━━ EXCERPTED DATA

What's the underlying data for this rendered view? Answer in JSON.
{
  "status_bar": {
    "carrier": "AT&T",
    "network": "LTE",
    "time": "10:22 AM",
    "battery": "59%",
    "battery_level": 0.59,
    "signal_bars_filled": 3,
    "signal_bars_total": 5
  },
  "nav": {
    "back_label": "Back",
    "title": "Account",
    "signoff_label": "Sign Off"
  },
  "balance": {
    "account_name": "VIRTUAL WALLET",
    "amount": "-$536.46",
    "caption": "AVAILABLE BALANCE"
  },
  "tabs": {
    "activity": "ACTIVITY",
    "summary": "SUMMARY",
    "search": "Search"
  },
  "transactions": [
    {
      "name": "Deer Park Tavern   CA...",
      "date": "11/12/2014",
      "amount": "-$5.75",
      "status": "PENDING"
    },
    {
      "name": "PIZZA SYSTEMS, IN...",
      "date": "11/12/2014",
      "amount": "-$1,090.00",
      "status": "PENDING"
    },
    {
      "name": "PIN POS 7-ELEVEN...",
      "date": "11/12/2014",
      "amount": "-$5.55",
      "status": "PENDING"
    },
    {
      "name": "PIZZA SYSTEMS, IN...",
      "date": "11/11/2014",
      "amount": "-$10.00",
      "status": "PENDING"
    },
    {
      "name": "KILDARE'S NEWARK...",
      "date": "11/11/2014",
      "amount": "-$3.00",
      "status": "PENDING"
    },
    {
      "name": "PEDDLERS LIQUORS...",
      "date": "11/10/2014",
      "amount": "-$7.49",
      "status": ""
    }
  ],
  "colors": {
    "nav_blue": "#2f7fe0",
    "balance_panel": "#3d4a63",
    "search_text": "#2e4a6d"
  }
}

━━━━

_PROBLEM REQUIREMENTS:_
Write every entry out again exactly.

_EXPECTED OUTPUT:_
What's the underlying data for this rendered view? Answer in JSON.
{
  "status_bar": {
    "carrier": "AT&T",
    "network": "LTE",
    "time": "10:22 AM",
    "battery": "59%",
    "battery_level": 0.59,
    "signal_bars_filled": 3,
    "signal_bars_total": 5
  },
  "nav": {
    "back_label": "Back",
    "title": "Account",
    "signoff_label": "Sign Off"
  },
  "balance": {
    "account_name": "VIRTUAL WALLET",
    "amount": "-$536.46",
    "caption": "AVAILABLE BALANCE"
  },
  "tabs": {
    "activity": "ACTIVITY",
    "summary": "SUMMARY",
    "search": "Search"
  },
  "transactions": [
    {
      "name": "Deer Park Tavern   CA...",
      "date": "11/12/2014",
      "amount": "-$5.75",
      "status": "PENDING"
    },
    {
      "name": "PIZZA SYSTEMS, IN...",
      "date": "11/12/2014",
      "amount": "-$1,090.00",
      "status": "PENDING"
    },
    {
      "name": "PIN POS 7-ELEVEN...",
      "date": "11/12/2014",
      "amount": "-$5.55",
      "status": "PENDING"
    },
    {
      "name": "PIZZA SYSTEMS, IN...",
      "date": "11/11/2014",
      "amount": "-$10.00",
      "status": "PENDING"
    },
    {
      "name": "KILDARE'S NEWARK...",
      "date": "11/11/2014",
      "amount": "-$3.00",
      "status": "PENDING"
    },
    {
      "name": "PEDDLERS LIQUORS...",
      "date": "11/10/2014",
      "amount": "-$7.49",
      "status": ""
    }
  ],
  "colors": {
    "nav_blue": "#2f7fe0",
    "balance_panel": "#3d4a63",
    "search_text": "#2e4a6d"
  }
}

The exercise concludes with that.